== Data for this exercise

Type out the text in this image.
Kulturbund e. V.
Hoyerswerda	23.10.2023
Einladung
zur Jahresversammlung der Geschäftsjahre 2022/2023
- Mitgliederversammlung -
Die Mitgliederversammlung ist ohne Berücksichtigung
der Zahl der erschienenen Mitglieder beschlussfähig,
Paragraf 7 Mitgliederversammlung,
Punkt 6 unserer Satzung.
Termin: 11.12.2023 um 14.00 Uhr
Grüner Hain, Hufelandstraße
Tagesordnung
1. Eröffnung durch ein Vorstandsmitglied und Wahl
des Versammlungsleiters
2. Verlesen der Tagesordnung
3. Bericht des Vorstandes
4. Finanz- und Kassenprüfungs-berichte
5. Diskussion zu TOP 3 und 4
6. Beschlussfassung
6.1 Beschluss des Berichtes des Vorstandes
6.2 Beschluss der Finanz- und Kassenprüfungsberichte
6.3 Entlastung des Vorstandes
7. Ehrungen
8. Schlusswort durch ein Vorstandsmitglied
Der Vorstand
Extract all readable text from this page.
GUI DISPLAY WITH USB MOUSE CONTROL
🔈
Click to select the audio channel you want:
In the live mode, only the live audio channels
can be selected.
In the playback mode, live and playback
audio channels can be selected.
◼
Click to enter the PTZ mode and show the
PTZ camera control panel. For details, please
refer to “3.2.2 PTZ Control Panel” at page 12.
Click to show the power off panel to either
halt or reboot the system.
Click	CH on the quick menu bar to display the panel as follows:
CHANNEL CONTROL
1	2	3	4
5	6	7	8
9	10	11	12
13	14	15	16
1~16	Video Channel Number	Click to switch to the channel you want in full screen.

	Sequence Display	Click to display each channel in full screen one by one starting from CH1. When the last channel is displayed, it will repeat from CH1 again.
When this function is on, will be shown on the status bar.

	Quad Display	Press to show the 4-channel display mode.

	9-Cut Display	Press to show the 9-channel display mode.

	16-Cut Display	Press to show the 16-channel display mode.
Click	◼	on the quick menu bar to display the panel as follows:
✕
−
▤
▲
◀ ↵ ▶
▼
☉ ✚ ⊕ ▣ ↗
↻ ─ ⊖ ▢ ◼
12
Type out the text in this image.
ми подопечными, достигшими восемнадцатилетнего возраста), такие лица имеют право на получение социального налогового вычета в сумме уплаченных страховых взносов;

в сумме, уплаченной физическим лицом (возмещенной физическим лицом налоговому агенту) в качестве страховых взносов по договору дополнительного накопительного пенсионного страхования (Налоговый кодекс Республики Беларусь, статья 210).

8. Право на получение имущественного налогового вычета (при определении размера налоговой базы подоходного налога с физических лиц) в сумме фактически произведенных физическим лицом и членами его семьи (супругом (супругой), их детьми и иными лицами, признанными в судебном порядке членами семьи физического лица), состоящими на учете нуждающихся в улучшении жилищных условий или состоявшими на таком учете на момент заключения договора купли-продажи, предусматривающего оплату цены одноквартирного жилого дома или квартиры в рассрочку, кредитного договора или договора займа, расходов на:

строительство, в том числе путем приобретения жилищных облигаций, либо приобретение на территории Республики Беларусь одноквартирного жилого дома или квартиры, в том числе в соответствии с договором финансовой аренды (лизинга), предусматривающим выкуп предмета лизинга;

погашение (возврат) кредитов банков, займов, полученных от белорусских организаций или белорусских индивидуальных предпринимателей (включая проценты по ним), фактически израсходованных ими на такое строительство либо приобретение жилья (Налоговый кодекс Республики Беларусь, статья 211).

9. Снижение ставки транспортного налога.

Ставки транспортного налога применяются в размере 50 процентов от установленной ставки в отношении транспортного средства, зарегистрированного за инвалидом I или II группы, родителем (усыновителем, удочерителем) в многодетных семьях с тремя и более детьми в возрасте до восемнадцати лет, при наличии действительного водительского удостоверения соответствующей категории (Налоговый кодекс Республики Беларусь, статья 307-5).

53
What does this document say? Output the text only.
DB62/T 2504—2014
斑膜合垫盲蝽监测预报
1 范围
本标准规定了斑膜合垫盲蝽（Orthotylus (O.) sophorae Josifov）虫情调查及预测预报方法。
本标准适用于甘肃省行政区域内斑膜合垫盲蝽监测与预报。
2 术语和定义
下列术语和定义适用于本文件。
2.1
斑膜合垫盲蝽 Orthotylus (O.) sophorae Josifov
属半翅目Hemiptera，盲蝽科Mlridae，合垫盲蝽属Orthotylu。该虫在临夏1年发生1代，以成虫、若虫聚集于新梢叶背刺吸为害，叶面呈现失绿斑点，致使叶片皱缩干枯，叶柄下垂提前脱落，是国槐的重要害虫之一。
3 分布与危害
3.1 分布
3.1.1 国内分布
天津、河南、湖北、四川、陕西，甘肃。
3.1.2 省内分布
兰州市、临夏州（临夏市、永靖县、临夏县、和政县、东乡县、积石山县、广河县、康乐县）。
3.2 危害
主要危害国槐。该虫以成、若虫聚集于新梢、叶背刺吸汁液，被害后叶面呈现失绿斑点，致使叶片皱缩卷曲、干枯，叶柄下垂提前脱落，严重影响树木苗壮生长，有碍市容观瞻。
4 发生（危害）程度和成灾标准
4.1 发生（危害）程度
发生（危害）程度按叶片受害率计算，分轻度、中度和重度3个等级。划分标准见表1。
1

====

*Exercise task*
State how many lines of the listing include the word "взносов". Reply with the number alone.

*Result of this task*
2